WHAT THE TASK REQUIRES
Write out all the material exactly. Leave nothing out.

RECORDED INFORMATION
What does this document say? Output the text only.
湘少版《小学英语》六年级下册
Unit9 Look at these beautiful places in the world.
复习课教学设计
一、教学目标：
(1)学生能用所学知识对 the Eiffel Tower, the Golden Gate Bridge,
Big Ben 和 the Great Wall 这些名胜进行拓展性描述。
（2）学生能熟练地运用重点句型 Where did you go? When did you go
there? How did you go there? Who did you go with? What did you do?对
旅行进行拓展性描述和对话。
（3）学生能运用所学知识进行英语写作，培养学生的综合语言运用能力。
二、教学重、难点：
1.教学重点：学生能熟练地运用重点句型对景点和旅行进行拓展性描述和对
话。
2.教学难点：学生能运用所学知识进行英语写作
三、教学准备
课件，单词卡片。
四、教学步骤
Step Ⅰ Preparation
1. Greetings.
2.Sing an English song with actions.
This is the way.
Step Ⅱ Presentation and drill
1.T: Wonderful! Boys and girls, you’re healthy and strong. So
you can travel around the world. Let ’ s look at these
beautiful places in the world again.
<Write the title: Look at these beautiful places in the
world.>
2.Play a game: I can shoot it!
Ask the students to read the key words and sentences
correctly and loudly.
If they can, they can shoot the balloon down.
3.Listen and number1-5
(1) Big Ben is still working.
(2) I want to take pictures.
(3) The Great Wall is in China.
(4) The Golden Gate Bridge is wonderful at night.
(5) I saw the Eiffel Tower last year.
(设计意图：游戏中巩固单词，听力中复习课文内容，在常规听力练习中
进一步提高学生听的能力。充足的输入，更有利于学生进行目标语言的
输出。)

TASK ANSWER
What does this document say? Output the text only.
湘少版《小学英语》六年级下册
Unit9 Look at these beautiful places in the world.
复习课教学设计
一、教学目标：
(1)学生能用所学知识对 the Eiffel Tower, the Golden Gate Bridge,
Big Ben 和 the Great Wall 这些名胜进行拓展性描述。
（2）学生能熟练地运用重点句型 Where did you go? When did you go
there? How did you go there? Who did you go with? What did you do?对
旅行进行拓展性描述和对话。
（3）学生能运用所学知识进行英语写作，培养学生的综合语言运用能力。
二、教学重、难点：
1.教学重点：学生能熟练地运用重点句型对景点和旅行进行拓展性描述和对
话。
2.教学难点：学生能运用所学知识进行英语写作
三、教学准备
课件，单词卡片。
四、教学步骤
Step Ⅰ Preparation
1. Greetings.
2.Sing an English song with actions.
This is the way.
Step Ⅱ Presentation and drill
1.T: Wonderful! Boys and girls, you’re healthy and strong. So
you can travel around the world. Let ’ s look at these
beautiful places in the world again.
<Write the title: Look at these beautiful places in the
world.>
2.Play a game: I can shoot it!
Ask the students to read the key words and sentences
correctly and loudly.
If they can, they can shoot the balloon down.
3.Listen and number1-5
(1) Big Ben is still working.
(2) I want to take pictures.
(3) The Great Wall is in China.
(4) The Golden Gate Bridge is wonderful at night.
(5) I saw the Eiffel Tower last year.
(设计意图：游戏中巩固单词，听力中复习课文内容，在常规听力练习中
进一步提高学生听的能力。充足的输入，更有利于学生进行目标语言的
输出。)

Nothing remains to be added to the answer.